* [WHAT TO PRODUCE]
State the number of lines in these records holding "shall". Say nothing more.
=== MATERIAL ===
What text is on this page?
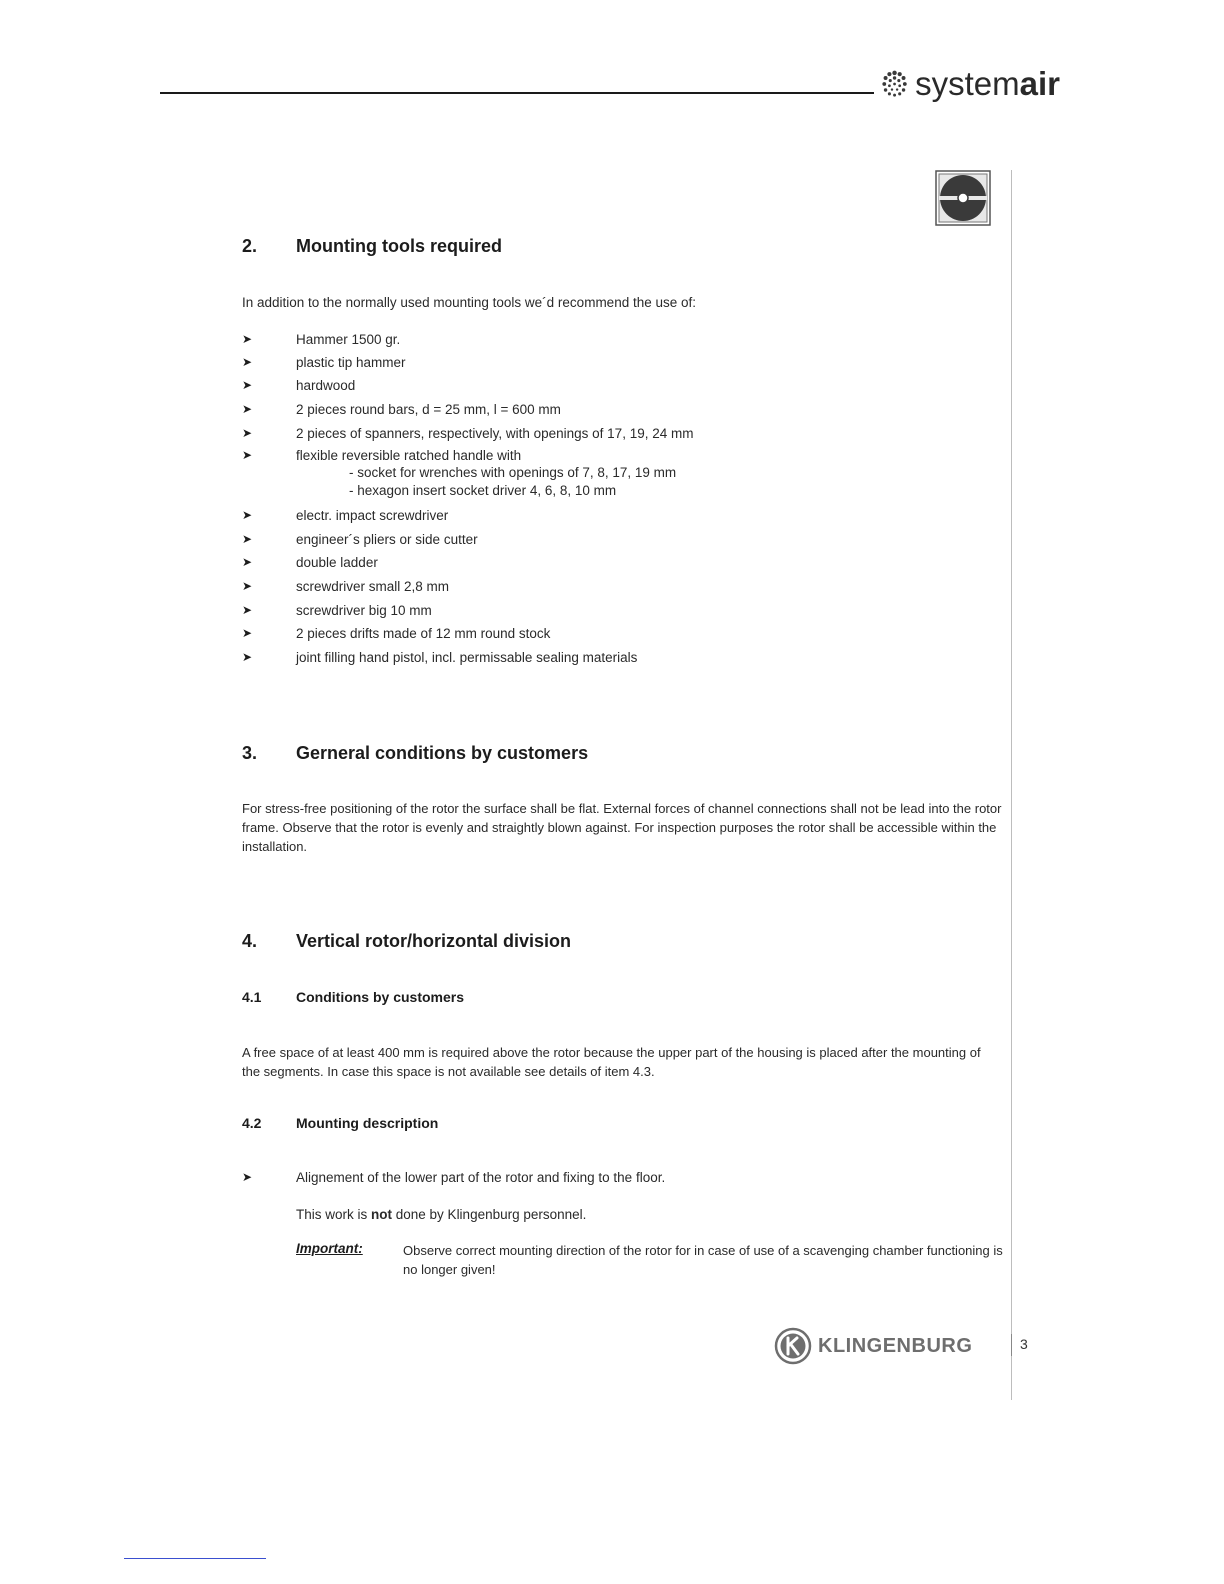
systemair
2. Mounting tools required
In addition to the normally used mounting tools we´d recommend the use of:
➤	Hammer 1500 gr.
➤	plastic tip hammer
➤	hardwood
➤	2 pieces round bars, d = 25 mm, l = 600 mm
➤	2 pieces of spanners, respectively, with openings of 17, 19, 24 mm
➤	flexible reversible ratched handle with
- socket for wrenches with openings of 7, 8, 17, 19 mm
- hexagon insert socket driver 4, 6, 8, 10 mm
➤	electr. impact screwdriver
➤	engineer´s pliers or side cutter
➤	double ladder
➤	screwdriver small 2,8 mm
➤	screwdriver big 10 mm
➤	2 pieces drifts made of 12 mm round stock
➤	joint filling hand pistol, incl. permissable sealing materials
3. Gerneral conditions by customers
For stress-free positioning of the rotor the surface shall be flat. External forces of channel connections shall not be lead into the rotor
frame. Observe that the rotor is evenly and straightly blown against. For inspection purposes the rotor shall be accessible within the
installation.
4. Vertical rotor/horizontal division
4.1 Conditions by customers
A free space of at least 400 mm is required above the rotor because the upper part of the housing is placed after the mounting of
the segments. In case this space is not available see details of item 4.3.
4.2 Mounting description
➤	Alignement of the lower part of the rotor and fixing to the floor.
This work is not done by Klingenburg personnel.
Important:	Observe correct mounting direction of the rotor for in case of use of a scavenging chamber functioning is
no longer given!
KLINGENBURG	3
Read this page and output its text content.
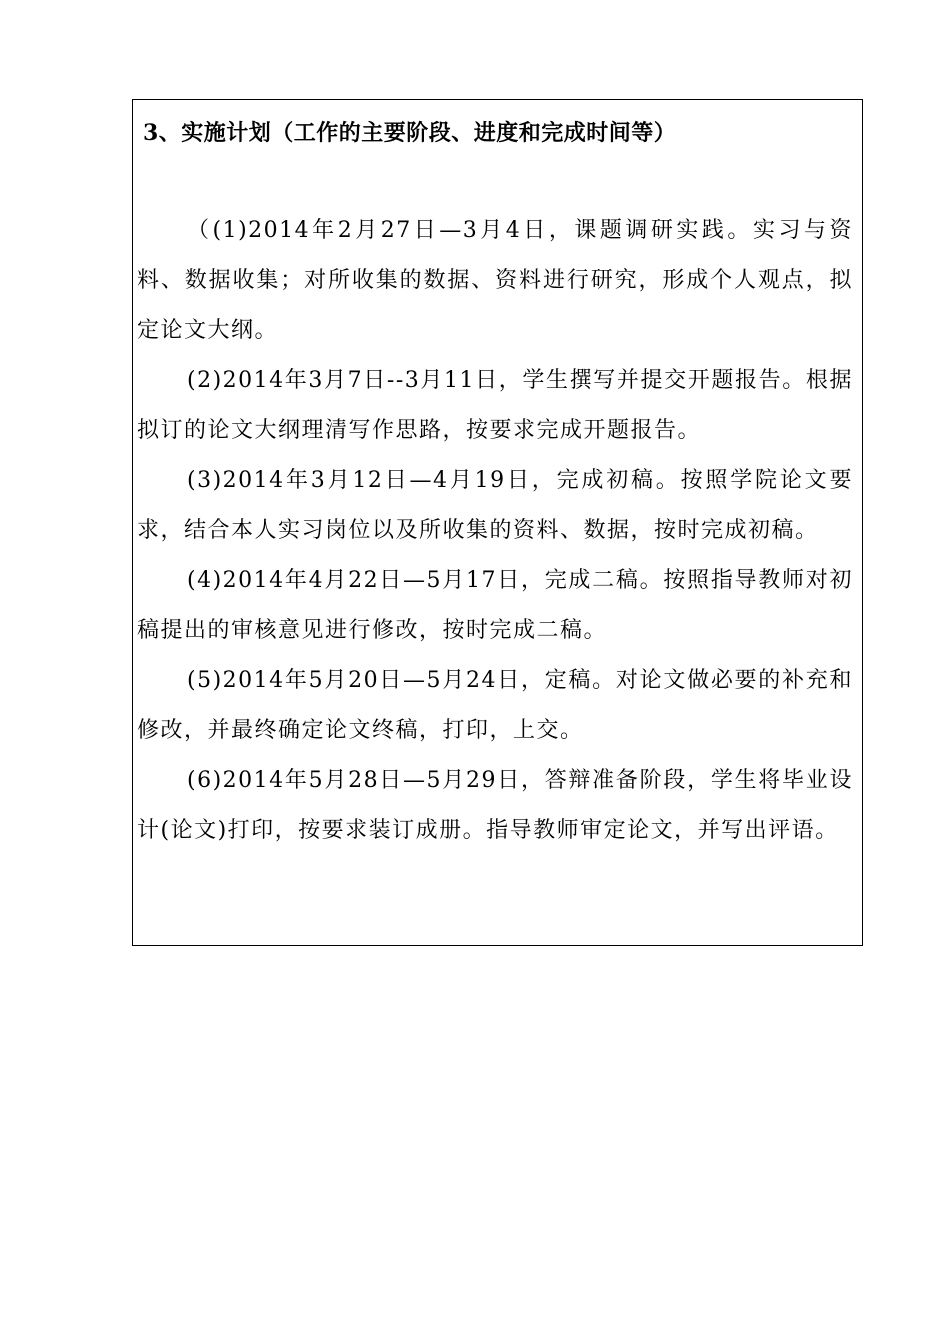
3、实施计划（工作的主要阶段、进度和完成时间等）

（(1)2014年2月27日—3月4日，课题调研实践。实习与资料、数据收集；对所收集的数据、资料进行研究，形成个人观点，拟定论文大纲。

(2)2014年3月7日--3月11日，学生撰写并提交开题报告。根据拟订的论文大纲理清写作思路，按要求完成开题报告。

(3)2014年3月12日—4月19日，完成初稿。按照学院论文要求，结合本人实习岗位以及所收集的资料、数据，按时完成初稿。

(4)2014年4月22日—5月17日，完成二稿。按照指导教师对初稿提出的审核意见进行修改，按时完成二稿。

(5)2014年5月20日—5月24日，定稿。对论文做必要的补充和修改，并最终确定论文终稿，打印，上交。

(6)2014年5月28日—5月29日，答辩准备阶段，学生将毕业设计(论文)打印，按要求装订成册。指导教师审定论文，并写出评语。
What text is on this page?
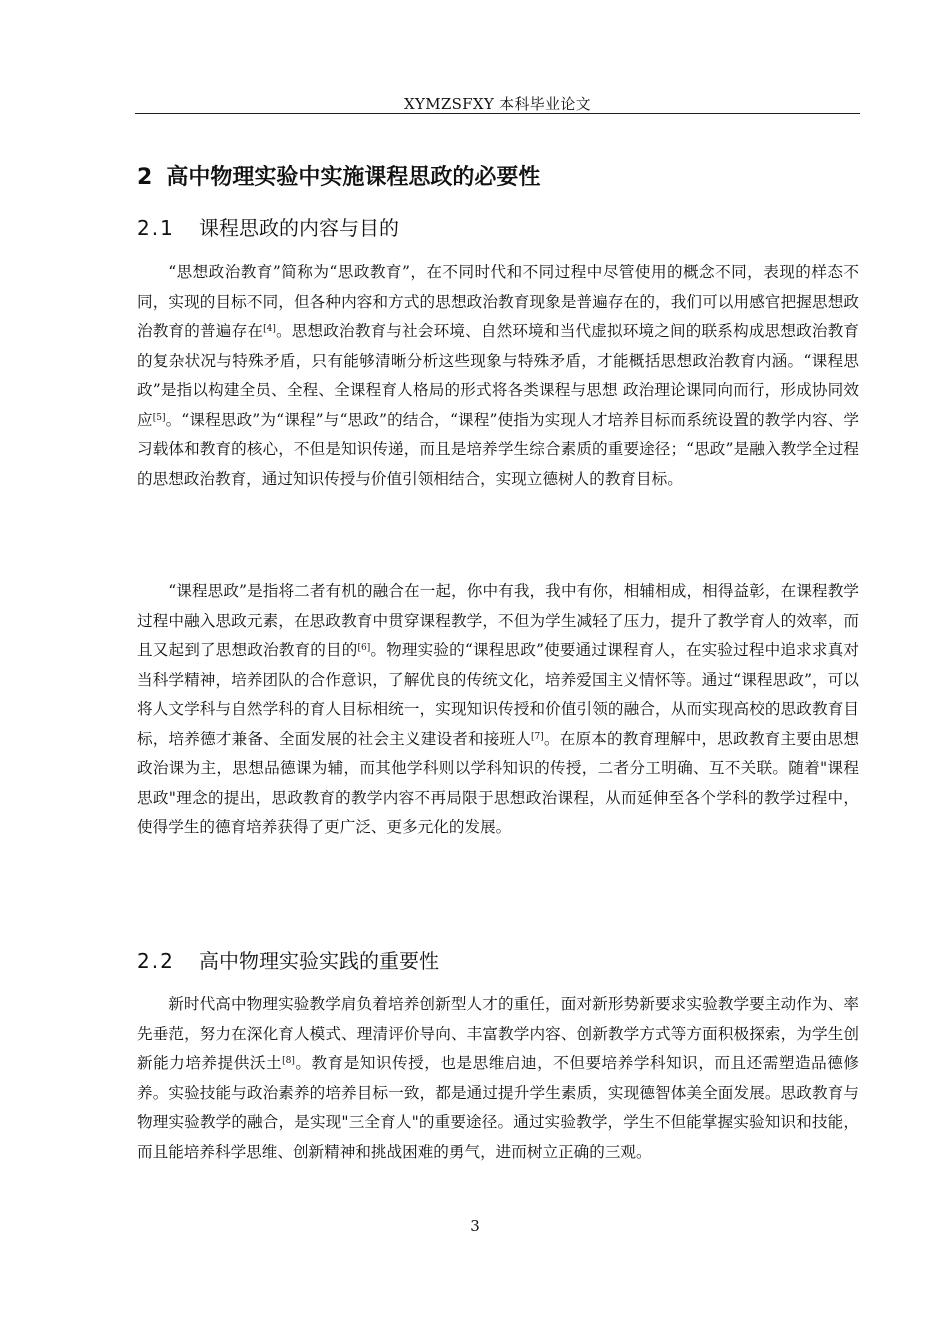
XYMZSFXY 本科毕业论文
2 高中物理实验中实施课程思政的必要性
2.1 课程思政的内容与目的

“思想政治教育”简称为“思政教育”，在不同时代和不同过程中尽管使用的概念不同，表现的样态不同，实现的目标不同，但各种内容和方式的思想政治教育现象是普遍存在的，我们可以用感官把握思想政治教育的普遍存在[4]。思想政治教育与社会环境、自然环境和当代虚拟环境之间的联系构成思想政治教育的复杂状况与特殊矛盾，只有能够清晰分析这些现象与特殊矛盾，才能概括思想政治教育内涵。“课程思政”是指以构建全员、全程、全课程育人格局的形式将各类课程与思想 政治理论课同向而行，形成协同效应[5]。“课程思政”为“课程”与“思政”的结合，“课程”使指为实现人才培养目标而系统设置的教学内容、学习载体和教育的核心，不但是知识传递，而且是培养学生综合素质的重要途径；“思政”是融入教学全过程的思想政治教育，通过知识传授与价值引领相结合，实现立德树人的教育目标。

“课程思政”是指将二者有机的融合在一起，你中有我，我中有你，相辅相成，相得益彰，在课程教学过程中融入思政元素，在思政教育中贯穿课程教学，不但为学生减轻了压力，提升了教学育人的效率，而且又起到了思想政治教育的目的[6]。物理实验的“课程思政”使要通过课程育人，在实验过程中追求求真对当科学精神，培养团队的合作意识，了解优良的传统文化，培养爱国主义情怀等。通过“课程思政”，可以将人文学科与自然学科的育人目标相统一，实现知识传授和价值引领的融合，从而实现高校的思政教育目标，培养德才兼备、全面发展的社会主义建设者和接班人[7]。在原本的教育理解中，思政教育主要由思想政治课为主，思想品德课为辅，而其他学科则以学科知识的传授，二者分工明确、互不关联。随着"课程思政"理念的提出，思政教育的教学内容不再局限于思想政治课程，从而延伸至各个学科的教学过程中，使得学生的德育培养获得了更广泛、更多元化的发展。

2.2 高中物理实验实践的重要性

新时代高中物理实验教学肩负着培养创新型人才的重任，面对新形势新要求实验教学要主动作为、率先垂范，努力在深化育人模式、理清评价导向、丰富教学内容、创新教学方式等方面积极探索，为学生创新能力培养提供沃土[8]。教育是知识传授，也是思维启迪，不但要培养学科知识，而且还需塑造品德修养。实验技能与政治素养的培养目标一致，都是通过提升学生素质，实现德智体美全面发展。思政教育与物理实验教学的融合，是实现"三全育人"的重要途径。通过实验教学，学生不但能掌握实验知识和技能，而且能培养科学思维、创新精神和挑战困难的勇气，进而树立正确的三观。

3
===
* [WRITTEN ANSWER]
2